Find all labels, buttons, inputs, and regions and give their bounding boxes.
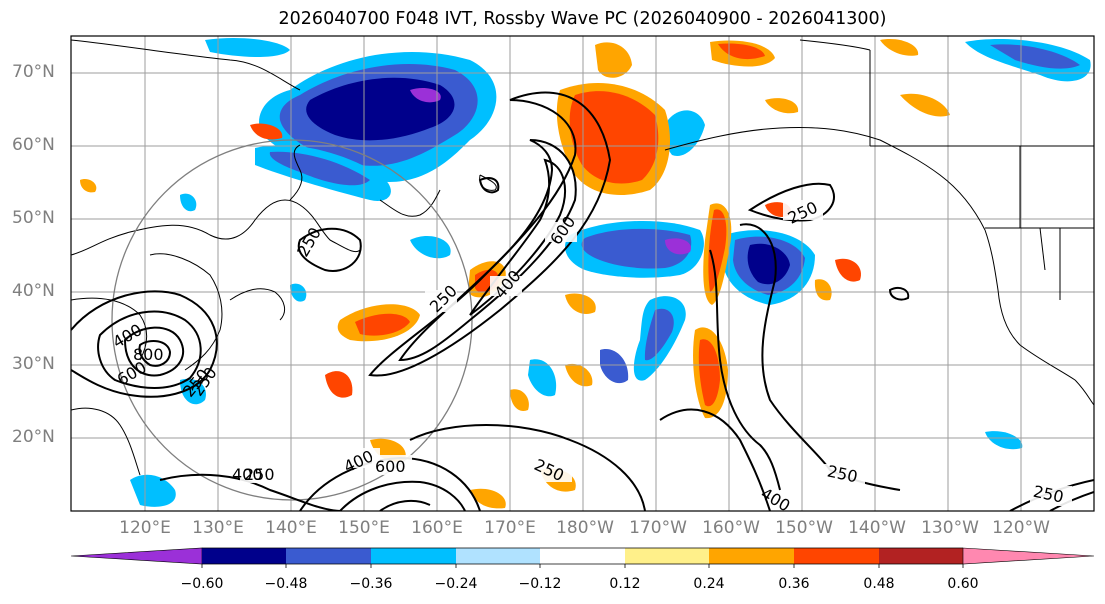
colorbar-tick-label: −0.12 [518, 576, 562, 592]
positive-anomaly-west-pacific [80, 39, 950, 509]
contour-label: 600 [375, 457, 406, 476]
colorbar-extend-high [962, 547, 1095, 565]
colorbar-tick-label: −0.48 [264, 576, 308, 592]
lat-label: 40°N [12, 281, 55, 301]
colorbar-segment [202, 548, 286, 564]
lon-label: 160°W [702, 518, 760, 538]
colorbar-tick-label: −0.60 [180, 576, 224, 592]
colorbar-segment [879, 548, 963, 564]
lon-label: 170°E [484, 518, 536, 538]
lon-label: 150°W [775, 518, 833, 538]
contour-label: 400 [232, 465, 263, 484]
colorbar-segment [794, 548, 879, 564]
colorbar-tick-label: 0.24 [693, 576, 725, 592]
colorbar-segment [371, 548, 456, 564]
contour-label: 250 [244, 465, 275, 484]
lat-label: 60°N [12, 135, 55, 155]
colorbar-tick-label: 0.60 [947, 576, 979, 592]
positive-anomaly-bering [556, 40, 775, 195]
lat-label: 30°N [12, 354, 55, 374]
negative-anomaly-misc [130, 38, 1091, 507]
colorbar-tick-label: −0.36 [349, 576, 393, 592]
colorbar-tick-label: −0.24 [434, 576, 478, 592]
colorbar-tick-label: 0.48 [863, 576, 895, 592]
lon-label: 170°W [629, 518, 687, 538]
contour-label: 800 [133, 345, 164, 364]
lat-label: 20°N [12, 427, 55, 447]
radius-circle [111, 139, 473, 501]
colorbar-tick-label: 0.12 [609, 576, 641, 592]
colorbar-tick-label: 0.36 [778, 576, 810, 592]
colorbar [70, 547, 1095, 568]
coastlines [71, 39, 1094, 476]
colorbar-segment [286, 548, 371, 564]
lon-label: 160°E [411, 518, 463, 538]
lon-label: 140°W [848, 518, 906, 538]
lat-label: 70°N [12, 62, 55, 82]
lon-label: 140°E [265, 518, 317, 538]
colorbar-segment [456, 548, 540, 564]
lon-label: 120°W [992, 518, 1050, 538]
lon-label: 150°E [338, 518, 390, 538]
lon-label: 120°E [119, 518, 171, 538]
colorbar-segment [540, 548, 625, 564]
lon-label: 180°W [556, 518, 614, 538]
lon-label: 130°W [921, 518, 979, 538]
colorbar-extend-low [70, 547, 203, 565]
lon-label: 130°E [192, 518, 244, 538]
page-title: 2026040700 F048 IVT, Rossby Wave PC (202… [278, 9, 887, 29]
map-frame [70, 35, 1095, 512]
negative-anomaly-central-pacific [565, 220, 815, 381]
gridlines [71, 36, 1094, 511]
colorbar-segment [625, 548, 709, 564]
colorbar-segment [709, 548, 794, 564]
lat-label: 50°N [12, 208, 55, 228]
+++
Pull out every line of the material above and reproduce it word for word, leaving out the picture.

Find all labels, buttons, inputs, and regions and give their bounding boxes.
colorbar-tick-label: −0.12 [518, 576, 562, 592]
positive-anomaly-west-pacific [80, 39, 950, 509]
contour-label: 600 [375, 457, 406, 476]
colorbar-extend-high [962, 547, 1095, 565]
colorbar-tick-label: −0.48 [264, 576, 308, 592]
lat-label: 40°N [12, 281, 55, 301]
colorbar-segment [202, 548, 286, 564]
lon-label: 160°W [702, 518, 760, 538]
colorbar-tick-label: −0.60 [180, 576, 224, 592]
colorbar-segment [879, 548, 963, 564]
lon-label: 170°E [484, 518, 536, 538]
lon-label: 150°W [775, 518, 833, 538]
contour-label: 400 [232, 465, 263, 484]
colorbar-segment [794, 548, 879, 564]
colorbar-tick-label: 0.24 [693, 576, 725, 592]
colorbar-segment [371, 548, 456, 564]
contour-label: 250 [244, 465, 275, 484]
lat-label: 60°N [12, 135, 55, 155]
colorbar-tick-label: 0.60 [947, 576, 979, 592]
positive-anomaly-bering [556, 40, 775, 195]
lat-label: 30°N [12, 354, 55, 374]
negative-anomaly-misc [130, 38, 1091, 507]
colorbar-tick-label: −0.36 [349, 576, 393, 592]
colorbar-tick-label: −0.24 [434, 576, 478, 592]
colorbar-tick-label: 0.48 [863, 576, 895, 592]
lon-label: 170°W [629, 518, 687, 538]
contour-label: 800 [133, 345, 164, 364]
lat-label: 20°N [12, 427, 55, 447]
radius-circle [111, 139, 473, 501]
colorbar-tick-label: 0.12 [609, 576, 641, 592]
colorbar-tick-label: 0.36 [778, 576, 810, 592]
colorbar [70, 547, 1095, 568]
coastlines [71, 39, 1094, 476]
colorbar-segment [286, 548, 371, 564]
lon-label: 160°E [411, 518, 463, 538]
lon-label: 140°W [848, 518, 906, 538]
lat-label: 70°N [12, 62, 55, 82]
lon-label: 140°E [265, 518, 317, 538]
colorbar-segment [456, 548, 540, 564]
lon-label: 120°W [992, 518, 1050, 538]
lon-label: 150°E [338, 518, 390, 538]
lon-label: 120°E [119, 518, 171, 538]
colorbar-segment [540, 548, 625, 564]
lon-label: 180°W [556, 518, 614, 538]
lon-label: 130°W [921, 518, 979, 538]
colorbar-extend-low [70, 547, 203, 565]
lon-label: 130°E [192, 518, 244, 538]
page-title: 2026040700 F048 IVT, Rossby Wave PC (202… [278, 9, 887, 29]
map-frame [70, 35, 1095, 512]
negative-anomaly-central-pacific [565, 220, 815, 381]
gridlines [71, 36, 1094, 511]
colorbar-segment [625, 548, 709, 564]
colorbar-segment [709, 548, 794, 564]
lat-label: 50°N [12, 208, 55, 228]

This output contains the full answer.